* PROBLEM STATEMENT *
Reproduce verbatim the records from the first line up to and including the line that contains "question-text: 能正确表示下列变化的离子方程式是（ ）。.".

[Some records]

━━━━━━

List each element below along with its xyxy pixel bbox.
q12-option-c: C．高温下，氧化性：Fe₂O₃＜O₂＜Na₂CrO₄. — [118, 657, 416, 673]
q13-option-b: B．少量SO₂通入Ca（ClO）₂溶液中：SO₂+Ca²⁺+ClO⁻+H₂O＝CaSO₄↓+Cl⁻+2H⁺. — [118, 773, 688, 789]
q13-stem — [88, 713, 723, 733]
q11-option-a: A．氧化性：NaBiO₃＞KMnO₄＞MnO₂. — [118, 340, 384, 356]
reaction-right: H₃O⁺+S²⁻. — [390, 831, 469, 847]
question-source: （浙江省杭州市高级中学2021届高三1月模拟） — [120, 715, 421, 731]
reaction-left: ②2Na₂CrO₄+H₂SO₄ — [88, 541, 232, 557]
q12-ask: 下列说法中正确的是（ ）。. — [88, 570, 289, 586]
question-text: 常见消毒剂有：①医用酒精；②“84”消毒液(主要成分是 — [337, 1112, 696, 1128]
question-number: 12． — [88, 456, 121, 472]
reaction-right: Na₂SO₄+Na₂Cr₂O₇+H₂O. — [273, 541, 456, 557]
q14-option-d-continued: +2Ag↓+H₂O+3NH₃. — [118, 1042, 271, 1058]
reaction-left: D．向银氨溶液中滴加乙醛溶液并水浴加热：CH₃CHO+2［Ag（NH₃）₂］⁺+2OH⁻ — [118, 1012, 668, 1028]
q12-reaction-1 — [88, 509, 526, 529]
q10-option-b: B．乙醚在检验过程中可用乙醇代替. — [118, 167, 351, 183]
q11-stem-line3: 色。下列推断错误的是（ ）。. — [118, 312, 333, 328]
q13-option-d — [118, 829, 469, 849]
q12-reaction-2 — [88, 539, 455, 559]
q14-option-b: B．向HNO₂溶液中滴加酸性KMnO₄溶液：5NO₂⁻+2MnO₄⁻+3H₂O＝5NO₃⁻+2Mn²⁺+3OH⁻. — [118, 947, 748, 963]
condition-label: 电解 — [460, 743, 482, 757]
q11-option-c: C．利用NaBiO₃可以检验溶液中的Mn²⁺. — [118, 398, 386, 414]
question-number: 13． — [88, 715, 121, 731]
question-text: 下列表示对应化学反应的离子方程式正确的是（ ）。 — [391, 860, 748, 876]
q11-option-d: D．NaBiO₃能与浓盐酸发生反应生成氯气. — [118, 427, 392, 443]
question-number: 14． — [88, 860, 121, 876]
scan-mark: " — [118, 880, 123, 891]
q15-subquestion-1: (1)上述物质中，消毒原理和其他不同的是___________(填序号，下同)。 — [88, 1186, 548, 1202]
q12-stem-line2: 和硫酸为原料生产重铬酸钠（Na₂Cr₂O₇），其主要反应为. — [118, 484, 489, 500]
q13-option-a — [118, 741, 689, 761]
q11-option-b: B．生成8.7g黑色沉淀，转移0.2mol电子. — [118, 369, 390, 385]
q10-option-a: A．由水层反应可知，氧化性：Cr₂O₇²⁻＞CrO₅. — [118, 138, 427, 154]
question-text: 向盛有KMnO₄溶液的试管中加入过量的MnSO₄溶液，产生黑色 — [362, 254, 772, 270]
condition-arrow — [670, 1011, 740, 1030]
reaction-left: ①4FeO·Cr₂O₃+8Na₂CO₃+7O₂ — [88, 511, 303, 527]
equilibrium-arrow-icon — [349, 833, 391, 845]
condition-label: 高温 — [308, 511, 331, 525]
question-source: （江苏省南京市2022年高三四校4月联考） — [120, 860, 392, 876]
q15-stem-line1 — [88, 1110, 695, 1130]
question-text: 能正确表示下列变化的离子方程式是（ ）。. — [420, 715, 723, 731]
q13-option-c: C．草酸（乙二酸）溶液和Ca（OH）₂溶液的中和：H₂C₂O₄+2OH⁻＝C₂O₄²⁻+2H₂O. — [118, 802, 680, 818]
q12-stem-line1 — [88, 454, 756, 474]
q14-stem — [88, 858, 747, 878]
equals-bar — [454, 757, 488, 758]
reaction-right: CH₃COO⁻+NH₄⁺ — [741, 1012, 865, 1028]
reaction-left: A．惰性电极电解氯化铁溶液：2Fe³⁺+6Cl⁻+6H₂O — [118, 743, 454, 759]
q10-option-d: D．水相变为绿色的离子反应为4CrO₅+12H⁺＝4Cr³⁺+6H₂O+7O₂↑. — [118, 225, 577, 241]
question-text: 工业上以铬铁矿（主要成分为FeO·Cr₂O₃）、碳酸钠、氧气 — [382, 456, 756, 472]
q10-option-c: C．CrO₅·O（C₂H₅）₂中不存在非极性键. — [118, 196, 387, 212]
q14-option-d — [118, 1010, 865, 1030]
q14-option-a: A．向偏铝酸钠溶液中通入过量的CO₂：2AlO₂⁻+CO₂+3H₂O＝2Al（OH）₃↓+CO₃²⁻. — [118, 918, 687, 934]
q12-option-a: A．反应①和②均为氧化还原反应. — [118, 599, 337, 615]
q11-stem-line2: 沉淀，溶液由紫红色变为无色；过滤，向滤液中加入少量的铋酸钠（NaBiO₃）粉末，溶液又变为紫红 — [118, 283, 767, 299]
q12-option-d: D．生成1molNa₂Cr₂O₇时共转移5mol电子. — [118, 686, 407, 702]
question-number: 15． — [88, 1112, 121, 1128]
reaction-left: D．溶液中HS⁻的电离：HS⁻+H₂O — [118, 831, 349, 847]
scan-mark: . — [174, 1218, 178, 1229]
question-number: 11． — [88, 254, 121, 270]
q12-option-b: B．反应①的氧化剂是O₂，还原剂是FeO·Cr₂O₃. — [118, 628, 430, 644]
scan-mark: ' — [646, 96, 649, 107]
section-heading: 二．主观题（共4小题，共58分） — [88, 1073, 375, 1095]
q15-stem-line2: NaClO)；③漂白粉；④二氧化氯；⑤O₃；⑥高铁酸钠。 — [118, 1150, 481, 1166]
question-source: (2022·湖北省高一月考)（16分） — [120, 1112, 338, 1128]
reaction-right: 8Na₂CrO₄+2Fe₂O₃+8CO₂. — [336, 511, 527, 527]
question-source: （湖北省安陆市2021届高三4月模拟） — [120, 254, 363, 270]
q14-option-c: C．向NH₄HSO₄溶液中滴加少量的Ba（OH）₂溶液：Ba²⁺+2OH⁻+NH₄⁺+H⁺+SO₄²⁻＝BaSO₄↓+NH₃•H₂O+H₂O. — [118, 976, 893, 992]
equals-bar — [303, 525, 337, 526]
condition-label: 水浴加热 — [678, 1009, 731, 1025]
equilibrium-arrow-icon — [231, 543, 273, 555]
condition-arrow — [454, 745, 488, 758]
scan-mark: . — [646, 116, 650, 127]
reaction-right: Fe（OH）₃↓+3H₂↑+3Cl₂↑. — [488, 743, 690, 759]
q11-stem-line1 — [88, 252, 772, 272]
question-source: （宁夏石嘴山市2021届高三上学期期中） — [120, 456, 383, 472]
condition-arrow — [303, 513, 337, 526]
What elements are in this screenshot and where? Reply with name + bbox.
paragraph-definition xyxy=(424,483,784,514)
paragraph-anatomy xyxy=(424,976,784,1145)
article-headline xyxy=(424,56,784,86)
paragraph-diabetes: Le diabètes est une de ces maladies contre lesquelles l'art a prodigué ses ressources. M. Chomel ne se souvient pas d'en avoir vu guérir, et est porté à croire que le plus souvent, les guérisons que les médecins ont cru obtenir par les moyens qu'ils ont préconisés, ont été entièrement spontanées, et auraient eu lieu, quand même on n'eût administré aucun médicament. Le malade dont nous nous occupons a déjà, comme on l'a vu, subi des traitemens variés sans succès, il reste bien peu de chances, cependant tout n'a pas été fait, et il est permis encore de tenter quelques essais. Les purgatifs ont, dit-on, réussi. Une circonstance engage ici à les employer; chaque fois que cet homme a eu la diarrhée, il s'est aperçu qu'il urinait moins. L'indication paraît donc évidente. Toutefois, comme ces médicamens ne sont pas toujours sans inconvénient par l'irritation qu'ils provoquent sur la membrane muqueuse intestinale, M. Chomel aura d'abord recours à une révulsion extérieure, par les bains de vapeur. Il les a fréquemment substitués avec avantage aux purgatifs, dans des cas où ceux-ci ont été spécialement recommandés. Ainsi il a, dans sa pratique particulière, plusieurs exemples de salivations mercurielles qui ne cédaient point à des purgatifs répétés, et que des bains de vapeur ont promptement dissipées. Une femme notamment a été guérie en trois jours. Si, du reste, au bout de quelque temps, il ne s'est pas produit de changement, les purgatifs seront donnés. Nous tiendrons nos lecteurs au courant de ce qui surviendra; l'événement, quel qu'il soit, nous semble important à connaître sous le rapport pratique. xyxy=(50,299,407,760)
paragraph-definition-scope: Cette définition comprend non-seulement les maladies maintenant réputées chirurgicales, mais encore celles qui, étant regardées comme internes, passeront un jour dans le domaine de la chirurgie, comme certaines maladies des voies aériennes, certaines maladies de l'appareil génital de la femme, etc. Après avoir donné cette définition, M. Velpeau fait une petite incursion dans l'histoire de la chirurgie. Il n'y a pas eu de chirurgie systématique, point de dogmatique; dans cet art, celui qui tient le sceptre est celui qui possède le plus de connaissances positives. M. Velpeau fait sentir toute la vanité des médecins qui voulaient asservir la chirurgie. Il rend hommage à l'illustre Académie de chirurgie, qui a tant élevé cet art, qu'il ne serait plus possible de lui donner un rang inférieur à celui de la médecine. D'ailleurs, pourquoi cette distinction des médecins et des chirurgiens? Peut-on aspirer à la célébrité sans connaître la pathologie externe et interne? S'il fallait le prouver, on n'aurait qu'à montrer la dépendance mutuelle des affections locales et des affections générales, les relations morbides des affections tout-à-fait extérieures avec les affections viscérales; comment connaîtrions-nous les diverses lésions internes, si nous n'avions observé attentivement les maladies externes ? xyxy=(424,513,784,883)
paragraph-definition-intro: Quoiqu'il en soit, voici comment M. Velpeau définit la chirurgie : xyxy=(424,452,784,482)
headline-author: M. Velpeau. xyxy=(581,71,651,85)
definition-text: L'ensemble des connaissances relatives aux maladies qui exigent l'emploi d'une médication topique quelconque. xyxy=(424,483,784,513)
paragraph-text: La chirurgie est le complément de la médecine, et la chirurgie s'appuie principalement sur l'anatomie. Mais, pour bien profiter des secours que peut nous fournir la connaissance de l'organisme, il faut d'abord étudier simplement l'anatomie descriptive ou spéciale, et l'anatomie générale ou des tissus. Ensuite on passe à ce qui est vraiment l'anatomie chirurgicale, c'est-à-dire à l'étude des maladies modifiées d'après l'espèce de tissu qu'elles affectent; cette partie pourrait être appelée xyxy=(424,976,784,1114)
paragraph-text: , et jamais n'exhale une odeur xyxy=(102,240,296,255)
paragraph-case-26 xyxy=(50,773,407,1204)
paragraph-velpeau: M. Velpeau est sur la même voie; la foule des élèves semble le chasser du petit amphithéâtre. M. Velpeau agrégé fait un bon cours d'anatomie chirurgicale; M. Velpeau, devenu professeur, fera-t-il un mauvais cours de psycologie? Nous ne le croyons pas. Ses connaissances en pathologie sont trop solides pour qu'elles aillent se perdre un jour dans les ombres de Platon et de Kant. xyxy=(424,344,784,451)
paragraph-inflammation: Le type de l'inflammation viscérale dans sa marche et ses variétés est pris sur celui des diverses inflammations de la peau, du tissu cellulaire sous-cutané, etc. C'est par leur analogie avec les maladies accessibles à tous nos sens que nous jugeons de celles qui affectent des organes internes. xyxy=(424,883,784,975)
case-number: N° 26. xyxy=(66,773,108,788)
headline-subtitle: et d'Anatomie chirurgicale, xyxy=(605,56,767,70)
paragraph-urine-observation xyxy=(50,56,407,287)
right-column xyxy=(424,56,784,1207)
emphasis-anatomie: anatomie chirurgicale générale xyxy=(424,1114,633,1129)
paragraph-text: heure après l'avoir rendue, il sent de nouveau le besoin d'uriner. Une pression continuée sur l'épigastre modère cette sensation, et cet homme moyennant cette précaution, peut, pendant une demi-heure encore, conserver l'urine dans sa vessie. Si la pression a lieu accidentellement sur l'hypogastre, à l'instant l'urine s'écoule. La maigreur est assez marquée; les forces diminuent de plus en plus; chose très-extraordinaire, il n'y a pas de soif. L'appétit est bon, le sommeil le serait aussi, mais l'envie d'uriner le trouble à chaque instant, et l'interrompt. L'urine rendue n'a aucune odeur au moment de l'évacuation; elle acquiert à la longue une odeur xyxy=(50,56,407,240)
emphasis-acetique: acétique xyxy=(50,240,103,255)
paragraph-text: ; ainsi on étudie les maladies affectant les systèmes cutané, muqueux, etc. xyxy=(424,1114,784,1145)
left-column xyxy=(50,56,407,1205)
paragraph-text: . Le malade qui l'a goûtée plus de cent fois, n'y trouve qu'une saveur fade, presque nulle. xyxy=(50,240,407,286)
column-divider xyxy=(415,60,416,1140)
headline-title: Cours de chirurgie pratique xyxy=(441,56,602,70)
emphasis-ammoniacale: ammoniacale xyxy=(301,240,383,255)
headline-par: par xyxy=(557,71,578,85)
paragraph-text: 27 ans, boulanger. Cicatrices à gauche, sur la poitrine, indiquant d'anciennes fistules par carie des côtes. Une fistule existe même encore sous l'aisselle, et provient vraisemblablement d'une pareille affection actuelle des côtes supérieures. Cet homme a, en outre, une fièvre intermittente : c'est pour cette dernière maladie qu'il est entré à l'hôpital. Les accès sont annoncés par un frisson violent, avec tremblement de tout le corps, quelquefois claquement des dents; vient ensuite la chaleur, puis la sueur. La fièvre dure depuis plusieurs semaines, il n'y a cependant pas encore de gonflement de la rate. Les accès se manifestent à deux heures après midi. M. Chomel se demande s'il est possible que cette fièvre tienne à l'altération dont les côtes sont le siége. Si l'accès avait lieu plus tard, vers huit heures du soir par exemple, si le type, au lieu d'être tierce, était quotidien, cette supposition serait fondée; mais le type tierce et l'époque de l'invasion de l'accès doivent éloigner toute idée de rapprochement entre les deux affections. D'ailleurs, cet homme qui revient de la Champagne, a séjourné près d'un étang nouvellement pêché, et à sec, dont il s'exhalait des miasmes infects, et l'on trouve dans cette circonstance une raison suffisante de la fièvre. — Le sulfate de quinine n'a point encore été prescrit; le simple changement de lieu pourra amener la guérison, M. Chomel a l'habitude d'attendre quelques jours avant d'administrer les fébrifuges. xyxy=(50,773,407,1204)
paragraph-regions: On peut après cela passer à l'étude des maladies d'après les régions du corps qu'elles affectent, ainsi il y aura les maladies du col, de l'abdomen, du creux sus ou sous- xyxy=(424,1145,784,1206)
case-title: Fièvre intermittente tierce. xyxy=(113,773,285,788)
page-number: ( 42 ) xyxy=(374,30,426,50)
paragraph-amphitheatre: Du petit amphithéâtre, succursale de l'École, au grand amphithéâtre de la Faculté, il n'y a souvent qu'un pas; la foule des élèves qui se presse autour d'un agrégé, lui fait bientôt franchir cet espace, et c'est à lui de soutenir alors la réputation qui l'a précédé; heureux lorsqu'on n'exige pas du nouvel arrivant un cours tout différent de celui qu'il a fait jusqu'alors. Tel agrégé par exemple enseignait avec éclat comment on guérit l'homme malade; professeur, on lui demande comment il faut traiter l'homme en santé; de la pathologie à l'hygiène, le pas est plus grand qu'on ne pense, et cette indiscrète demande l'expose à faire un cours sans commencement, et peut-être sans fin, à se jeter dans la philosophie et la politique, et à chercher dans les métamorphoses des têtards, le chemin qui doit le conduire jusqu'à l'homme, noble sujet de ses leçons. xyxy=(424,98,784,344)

━━━━━━

* COMPLETE RESPONSE *
List each element below along with its xyxy pixel bbox.
q12-option-c: C．高温下，氧化性：Fe₂O₃＜O₂＜Na₂CrO₄. — [118, 657, 416, 673]
q13-option-b: B．少量SO₂通入Ca（ClO）₂溶液中：SO₂+Ca²⁺+ClO⁻+H₂O＝CaSO₄↓+Cl⁻+2H⁺. — [118, 773, 688, 789]
q13-stem — [88, 713, 723, 733]
q11-option-a: A．氧化性：NaBiO₃＞KMnO₄＞MnO₂. — [118, 340, 384, 356]
reaction-right: H₃O⁺+S²⁻. — [390, 831, 469, 847]
question-source: （浙江省杭州市高级中学2021届高三1月模拟） — [120, 715, 421, 731]
reaction-left: ②2Na₂CrO₄+H₂SO₄ — [88, 541, 232, 557]
q12-ask: 下列说法中正确的是（ ）。. — [88, 570, 289, 586]
question-text: 常见消毒剂有：①医用酒精；②“84”消毒液(主要成分是 — [337, 1112, 696, 1128]
question-number: 12． — [88, 456, 121, 472]
reaction-right: Na₂SO₄+Na₂Cr₂O₇+H₂O. — [273, 541, 456, 557]
q14-option-d-continued: +2Ag↓+H₂O+3NH₃. — [118, 1042, 271, 1058]
reaction-left: D．向银氨溶液中滴加乙醛溶液并水浴加热：CH₃CHO+2［Ag（NH₃）₂］⁺+2OH⁻ — [118, 1012, 668, 1028]
q12-reaction-1 — [88, 509, 526, 529]
q10-option-b: B．乙醚在检验过程中可用乙醇代替. — [118, 167, 351, 183]
q11-stem-line3: 色。下列推断错误的是（ ）。. — [118, 312, 333, 328]
q13-option-d — [118, 829, 469, 849]
q12-reaction-2 — [88, 539, 455, 559]
q14-option-b: B．向HNO₂溶液中滴加酸性KMnO₄溶液：5NO₂⁻+2MnO₄⁻+3H₂O＝5NO₃⁻+2Mn²⁺+3OH⁻. — [118, 947, 748, 963]
condition-label: 电解 — [460, 743, 482, 757]
q11-option-c: C．利用NaBiO₃可以检验溶液中的Mn²⁺. — [118, 398, 386, 414]
question-number: 13． — [88, 715, 121, 731]
question-text: 下列表示对应化学反应的离子方程式正确的是（ ）。 — [391, 860, 748, 876]
q11-option-d: D．NaBiO₃能与浓盐酸发生反应生成氯气. — [118, 427, 392, 443]
question-number: 14． — [88, 860, 121, 876]
scan-mark: " — [118, 880, 123, 891]
q15-subquestion-1: (1)上述物质中，消毒原理和其他不同的是___________(填序号，下同)。 — [88, 1186, 548, 1202]
q12-stem-line2: 和硫酸为原料生产重铬酸钠（Na₂Cr₂O₇），其主要反应为. — [118, 484, 489, 500]
q13-option-a — [118, 741, 689, 761]
q11-option-b: B．生成8.7g黑色沉淀，转移0.2mol电子. — [118, 369, 390, 385]
q10-option-a: A．由水层反应可知，氧化性：Cr₂O₇²⁻＞CrO₅. — [118, 138, 427, 154]
question-text: 向盛有KMnO₄溶液的试管中加入过量的MnSO₄溶液，产生黑色 — [362, 254, 772, 270]
condition-arrow — [670, 1011, 740, 1030]
reaction-left: ①4FeO·Cr₂O₃+8Na₂CO₃+7O₂ — [88, 511, 303, 527]
equilibrium-arrow-icon — [349, 833, 391, 845]
condition-label: 高温 — [308, 511, 331, 525]
question-source: （江苏省南京市2022年高三四校4月联考） — [120, 860, 392, 876]
q15-stem-line1 — [88, 1110, 695, 1130]
question-text: 能正确表示下列变化的离子方程式是（ ）。. — [420, 715, 723, 731]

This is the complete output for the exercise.